> **WHAT TO PRODUCE**: Pick out all lines in the listing holding the string "text" and copy them.

>> begin

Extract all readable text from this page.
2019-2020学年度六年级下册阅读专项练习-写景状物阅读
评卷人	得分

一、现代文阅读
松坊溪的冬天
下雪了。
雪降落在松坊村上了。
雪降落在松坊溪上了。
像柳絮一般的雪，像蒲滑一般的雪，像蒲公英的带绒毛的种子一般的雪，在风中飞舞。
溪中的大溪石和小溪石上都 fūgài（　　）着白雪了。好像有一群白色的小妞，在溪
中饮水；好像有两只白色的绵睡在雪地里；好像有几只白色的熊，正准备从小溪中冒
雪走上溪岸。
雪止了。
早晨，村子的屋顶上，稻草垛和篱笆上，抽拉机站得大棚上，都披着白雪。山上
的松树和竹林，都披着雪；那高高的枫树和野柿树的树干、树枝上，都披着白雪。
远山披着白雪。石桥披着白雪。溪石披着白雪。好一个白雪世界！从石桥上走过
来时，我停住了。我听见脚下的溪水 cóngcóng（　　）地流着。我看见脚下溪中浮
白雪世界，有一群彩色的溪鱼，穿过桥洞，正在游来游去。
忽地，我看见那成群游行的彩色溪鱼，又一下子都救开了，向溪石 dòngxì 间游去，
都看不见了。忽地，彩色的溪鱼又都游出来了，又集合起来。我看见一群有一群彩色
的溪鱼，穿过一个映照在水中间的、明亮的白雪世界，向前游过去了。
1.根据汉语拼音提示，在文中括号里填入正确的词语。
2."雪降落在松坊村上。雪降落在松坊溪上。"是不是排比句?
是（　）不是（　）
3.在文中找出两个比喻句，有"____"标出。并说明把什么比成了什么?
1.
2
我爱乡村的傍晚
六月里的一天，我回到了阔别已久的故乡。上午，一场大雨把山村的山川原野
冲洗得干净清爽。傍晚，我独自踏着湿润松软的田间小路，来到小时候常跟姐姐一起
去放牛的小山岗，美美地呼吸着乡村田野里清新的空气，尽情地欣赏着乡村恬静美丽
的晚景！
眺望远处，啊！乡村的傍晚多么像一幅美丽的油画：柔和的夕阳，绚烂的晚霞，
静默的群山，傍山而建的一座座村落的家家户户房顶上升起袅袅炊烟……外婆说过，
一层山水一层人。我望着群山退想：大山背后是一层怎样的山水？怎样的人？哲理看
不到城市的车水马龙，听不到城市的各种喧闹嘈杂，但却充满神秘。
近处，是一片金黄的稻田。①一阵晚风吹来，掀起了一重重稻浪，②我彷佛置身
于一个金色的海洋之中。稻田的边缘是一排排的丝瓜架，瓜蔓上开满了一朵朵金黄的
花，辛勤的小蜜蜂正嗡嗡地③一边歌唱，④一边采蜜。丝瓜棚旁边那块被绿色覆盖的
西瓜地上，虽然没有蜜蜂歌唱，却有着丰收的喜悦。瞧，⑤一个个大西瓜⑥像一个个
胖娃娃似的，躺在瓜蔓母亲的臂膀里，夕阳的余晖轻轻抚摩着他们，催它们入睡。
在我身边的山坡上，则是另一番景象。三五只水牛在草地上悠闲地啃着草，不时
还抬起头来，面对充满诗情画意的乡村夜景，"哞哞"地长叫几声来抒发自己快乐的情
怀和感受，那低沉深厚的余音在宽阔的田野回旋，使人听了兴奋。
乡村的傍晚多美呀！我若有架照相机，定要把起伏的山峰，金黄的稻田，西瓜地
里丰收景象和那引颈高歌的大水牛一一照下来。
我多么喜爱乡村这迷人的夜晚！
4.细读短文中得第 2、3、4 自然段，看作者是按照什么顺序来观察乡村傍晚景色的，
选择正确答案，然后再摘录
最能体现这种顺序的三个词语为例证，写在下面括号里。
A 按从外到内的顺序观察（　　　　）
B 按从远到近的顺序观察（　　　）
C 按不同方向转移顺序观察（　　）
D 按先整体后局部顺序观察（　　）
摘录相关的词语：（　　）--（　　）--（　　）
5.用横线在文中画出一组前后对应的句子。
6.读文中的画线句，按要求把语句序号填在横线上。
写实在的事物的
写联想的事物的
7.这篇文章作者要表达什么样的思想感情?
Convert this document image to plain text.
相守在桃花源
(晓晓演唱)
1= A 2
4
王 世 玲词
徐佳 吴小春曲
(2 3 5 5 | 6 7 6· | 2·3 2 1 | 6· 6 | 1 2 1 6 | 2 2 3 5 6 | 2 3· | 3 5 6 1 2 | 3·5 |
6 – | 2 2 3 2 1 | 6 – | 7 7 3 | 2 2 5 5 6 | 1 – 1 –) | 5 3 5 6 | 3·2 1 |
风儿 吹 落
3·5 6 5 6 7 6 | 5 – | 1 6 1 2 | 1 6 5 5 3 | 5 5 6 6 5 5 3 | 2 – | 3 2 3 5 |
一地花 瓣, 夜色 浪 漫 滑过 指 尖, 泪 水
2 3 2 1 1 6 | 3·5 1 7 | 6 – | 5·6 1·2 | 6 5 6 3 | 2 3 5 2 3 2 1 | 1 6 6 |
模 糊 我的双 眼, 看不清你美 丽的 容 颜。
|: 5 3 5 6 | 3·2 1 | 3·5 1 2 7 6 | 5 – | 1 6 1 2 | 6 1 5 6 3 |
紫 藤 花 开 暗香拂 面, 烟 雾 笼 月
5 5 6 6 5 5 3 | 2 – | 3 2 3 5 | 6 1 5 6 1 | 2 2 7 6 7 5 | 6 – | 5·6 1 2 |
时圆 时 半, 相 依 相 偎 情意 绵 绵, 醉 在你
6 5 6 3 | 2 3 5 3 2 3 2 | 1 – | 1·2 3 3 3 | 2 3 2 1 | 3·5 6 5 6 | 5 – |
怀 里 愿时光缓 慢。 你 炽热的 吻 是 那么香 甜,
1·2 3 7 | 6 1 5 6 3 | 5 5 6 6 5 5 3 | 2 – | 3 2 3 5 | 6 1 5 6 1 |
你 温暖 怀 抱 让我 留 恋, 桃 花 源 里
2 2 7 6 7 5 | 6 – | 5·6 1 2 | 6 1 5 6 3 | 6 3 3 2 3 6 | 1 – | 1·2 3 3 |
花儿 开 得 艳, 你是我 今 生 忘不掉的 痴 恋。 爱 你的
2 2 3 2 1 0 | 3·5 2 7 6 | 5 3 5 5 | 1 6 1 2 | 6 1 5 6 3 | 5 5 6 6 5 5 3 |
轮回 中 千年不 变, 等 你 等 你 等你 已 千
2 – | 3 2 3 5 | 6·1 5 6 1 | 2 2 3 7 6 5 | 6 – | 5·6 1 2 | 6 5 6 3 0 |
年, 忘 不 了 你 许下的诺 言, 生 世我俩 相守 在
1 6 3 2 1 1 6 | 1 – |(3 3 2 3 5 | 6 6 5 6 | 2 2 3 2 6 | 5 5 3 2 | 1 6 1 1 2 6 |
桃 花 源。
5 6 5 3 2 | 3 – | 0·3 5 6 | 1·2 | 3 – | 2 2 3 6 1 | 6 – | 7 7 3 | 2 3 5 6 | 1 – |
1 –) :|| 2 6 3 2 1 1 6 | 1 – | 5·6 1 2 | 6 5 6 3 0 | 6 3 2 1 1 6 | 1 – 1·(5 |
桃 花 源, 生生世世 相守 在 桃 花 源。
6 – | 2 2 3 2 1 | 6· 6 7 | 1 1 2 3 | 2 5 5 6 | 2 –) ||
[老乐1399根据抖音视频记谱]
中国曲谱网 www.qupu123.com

>> end

> **EXERCISE ANSWER**:
Extract all readable text from this page.
Convert this document image to plain text.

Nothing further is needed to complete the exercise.